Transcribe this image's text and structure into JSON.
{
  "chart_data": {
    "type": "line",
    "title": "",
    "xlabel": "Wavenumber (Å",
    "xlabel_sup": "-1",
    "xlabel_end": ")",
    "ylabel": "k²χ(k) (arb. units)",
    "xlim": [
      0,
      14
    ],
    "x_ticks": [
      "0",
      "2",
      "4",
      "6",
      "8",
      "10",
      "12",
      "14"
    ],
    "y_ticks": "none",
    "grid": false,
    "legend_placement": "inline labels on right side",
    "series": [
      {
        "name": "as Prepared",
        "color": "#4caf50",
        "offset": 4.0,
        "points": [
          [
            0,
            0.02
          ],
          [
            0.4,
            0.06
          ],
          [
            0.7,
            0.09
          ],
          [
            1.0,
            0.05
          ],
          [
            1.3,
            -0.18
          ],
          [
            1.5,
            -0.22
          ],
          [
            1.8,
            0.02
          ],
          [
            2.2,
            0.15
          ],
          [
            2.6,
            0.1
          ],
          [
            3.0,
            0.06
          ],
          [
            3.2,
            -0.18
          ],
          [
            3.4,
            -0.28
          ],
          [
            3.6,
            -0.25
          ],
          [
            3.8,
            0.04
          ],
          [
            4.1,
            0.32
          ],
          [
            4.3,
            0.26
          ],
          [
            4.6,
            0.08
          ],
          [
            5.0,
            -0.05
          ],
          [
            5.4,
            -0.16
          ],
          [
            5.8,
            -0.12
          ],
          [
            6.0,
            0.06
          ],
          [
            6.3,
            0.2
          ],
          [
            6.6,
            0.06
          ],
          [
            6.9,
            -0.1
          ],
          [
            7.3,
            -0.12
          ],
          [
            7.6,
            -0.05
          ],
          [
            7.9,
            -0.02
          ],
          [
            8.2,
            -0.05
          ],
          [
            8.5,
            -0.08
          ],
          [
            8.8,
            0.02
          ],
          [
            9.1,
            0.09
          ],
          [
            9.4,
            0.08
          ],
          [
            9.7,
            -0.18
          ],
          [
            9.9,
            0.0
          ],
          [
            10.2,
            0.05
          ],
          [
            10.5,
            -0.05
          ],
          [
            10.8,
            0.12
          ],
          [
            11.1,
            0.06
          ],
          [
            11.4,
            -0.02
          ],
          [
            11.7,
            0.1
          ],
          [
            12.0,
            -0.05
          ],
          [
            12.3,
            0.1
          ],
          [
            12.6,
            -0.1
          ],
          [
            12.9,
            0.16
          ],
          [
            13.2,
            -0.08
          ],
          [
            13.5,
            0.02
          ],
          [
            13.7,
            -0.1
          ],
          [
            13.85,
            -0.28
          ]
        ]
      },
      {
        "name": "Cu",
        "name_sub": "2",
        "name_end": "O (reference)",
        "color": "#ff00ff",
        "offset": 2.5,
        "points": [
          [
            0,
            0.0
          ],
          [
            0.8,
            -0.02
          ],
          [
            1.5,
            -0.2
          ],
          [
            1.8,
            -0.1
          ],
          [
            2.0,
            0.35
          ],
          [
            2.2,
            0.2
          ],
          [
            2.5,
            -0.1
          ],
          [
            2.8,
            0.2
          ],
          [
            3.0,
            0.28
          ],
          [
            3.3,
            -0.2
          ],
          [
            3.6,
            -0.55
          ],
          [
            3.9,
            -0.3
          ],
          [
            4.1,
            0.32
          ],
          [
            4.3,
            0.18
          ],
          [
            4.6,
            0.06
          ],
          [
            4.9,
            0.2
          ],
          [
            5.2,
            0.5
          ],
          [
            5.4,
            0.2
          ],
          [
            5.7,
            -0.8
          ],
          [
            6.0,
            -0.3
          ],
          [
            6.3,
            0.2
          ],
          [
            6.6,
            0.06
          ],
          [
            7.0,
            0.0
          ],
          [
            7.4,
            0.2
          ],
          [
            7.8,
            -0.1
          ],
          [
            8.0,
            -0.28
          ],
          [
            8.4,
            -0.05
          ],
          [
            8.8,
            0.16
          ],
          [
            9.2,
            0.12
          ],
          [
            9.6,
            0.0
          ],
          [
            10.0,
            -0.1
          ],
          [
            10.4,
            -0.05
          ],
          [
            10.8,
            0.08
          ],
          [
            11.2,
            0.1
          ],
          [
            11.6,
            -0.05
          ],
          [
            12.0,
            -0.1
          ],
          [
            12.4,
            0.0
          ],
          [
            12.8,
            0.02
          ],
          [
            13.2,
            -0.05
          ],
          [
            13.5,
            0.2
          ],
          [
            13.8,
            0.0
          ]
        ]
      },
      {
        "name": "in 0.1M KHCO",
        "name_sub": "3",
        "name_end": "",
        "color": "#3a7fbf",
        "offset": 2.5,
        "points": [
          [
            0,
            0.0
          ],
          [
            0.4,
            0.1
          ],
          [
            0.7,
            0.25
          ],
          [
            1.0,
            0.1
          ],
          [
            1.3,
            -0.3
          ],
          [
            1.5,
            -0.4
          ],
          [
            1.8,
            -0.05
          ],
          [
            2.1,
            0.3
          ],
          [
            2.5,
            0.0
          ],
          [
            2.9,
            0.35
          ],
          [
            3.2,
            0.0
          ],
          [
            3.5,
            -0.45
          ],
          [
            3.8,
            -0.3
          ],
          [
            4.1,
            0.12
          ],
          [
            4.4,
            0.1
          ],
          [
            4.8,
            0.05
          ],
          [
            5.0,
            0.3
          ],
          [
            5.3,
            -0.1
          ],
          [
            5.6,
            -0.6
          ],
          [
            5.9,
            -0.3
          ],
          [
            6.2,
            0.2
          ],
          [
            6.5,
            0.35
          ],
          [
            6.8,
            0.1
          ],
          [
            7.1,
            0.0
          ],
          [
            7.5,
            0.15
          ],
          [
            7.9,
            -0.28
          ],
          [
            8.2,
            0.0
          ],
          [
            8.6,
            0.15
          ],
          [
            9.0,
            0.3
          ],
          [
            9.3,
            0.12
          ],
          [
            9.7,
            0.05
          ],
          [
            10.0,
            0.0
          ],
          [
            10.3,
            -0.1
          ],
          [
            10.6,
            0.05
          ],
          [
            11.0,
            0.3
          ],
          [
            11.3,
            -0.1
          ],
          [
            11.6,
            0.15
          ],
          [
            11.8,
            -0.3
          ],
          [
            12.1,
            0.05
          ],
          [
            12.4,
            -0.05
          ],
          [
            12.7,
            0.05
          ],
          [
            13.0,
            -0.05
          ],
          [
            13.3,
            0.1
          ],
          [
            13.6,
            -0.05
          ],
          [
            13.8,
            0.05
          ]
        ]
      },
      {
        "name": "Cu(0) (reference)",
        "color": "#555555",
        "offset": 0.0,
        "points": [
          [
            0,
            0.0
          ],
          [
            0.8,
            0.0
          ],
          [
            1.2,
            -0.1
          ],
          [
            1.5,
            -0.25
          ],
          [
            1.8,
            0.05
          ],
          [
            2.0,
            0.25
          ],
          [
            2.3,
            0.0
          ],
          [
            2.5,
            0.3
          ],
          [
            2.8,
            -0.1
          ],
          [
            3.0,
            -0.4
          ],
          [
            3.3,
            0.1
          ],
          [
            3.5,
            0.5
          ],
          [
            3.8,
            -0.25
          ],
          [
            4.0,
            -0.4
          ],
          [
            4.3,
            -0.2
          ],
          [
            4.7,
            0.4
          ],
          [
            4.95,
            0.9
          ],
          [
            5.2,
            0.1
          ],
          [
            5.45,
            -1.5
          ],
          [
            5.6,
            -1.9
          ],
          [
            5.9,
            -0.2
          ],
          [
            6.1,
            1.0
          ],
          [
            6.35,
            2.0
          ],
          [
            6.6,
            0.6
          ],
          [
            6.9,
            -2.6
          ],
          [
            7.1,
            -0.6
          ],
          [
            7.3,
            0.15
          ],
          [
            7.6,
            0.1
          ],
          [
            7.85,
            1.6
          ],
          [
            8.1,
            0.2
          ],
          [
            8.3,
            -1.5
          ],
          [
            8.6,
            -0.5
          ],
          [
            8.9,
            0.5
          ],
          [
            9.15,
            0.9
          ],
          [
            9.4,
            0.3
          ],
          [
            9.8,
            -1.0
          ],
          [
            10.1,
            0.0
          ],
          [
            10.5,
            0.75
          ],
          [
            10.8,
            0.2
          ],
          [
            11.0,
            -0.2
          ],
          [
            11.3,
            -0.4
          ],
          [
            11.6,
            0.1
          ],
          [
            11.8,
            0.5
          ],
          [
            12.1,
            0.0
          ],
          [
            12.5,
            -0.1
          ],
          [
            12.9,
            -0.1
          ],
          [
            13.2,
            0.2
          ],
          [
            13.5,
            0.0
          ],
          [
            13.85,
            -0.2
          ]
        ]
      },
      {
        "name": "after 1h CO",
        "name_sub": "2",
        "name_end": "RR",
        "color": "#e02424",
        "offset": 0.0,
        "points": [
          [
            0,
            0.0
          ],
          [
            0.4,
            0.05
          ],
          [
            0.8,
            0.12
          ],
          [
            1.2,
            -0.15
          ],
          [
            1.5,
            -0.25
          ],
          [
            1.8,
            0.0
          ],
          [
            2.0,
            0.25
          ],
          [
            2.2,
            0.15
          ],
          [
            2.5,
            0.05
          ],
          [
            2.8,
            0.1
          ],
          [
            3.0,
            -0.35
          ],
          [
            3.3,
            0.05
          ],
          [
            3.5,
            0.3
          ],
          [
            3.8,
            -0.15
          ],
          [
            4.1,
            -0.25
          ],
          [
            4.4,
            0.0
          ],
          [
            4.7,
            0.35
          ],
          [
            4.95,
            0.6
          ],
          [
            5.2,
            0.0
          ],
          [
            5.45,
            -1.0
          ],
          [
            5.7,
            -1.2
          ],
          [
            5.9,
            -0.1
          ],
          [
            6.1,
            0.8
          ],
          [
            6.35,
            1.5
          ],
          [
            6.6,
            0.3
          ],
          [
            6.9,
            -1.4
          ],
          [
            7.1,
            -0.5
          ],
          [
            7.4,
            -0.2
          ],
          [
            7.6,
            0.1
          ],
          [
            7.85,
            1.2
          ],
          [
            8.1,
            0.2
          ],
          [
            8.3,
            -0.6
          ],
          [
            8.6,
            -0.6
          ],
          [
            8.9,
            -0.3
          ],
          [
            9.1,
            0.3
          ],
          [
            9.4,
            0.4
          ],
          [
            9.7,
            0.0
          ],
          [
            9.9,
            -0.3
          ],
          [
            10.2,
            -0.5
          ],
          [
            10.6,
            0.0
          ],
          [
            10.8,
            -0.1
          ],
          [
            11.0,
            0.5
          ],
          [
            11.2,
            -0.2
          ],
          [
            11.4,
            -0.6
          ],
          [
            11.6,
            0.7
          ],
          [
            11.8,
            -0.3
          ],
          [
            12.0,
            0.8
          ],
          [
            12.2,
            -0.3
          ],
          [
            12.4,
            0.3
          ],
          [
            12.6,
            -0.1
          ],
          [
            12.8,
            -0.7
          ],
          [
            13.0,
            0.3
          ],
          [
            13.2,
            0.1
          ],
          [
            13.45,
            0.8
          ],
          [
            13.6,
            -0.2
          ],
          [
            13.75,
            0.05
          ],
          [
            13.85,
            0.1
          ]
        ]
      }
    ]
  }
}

AIM OF THE TASK - Count each line with "color" in it and report that figure by itself.

EXERCISE SOLUTION - 5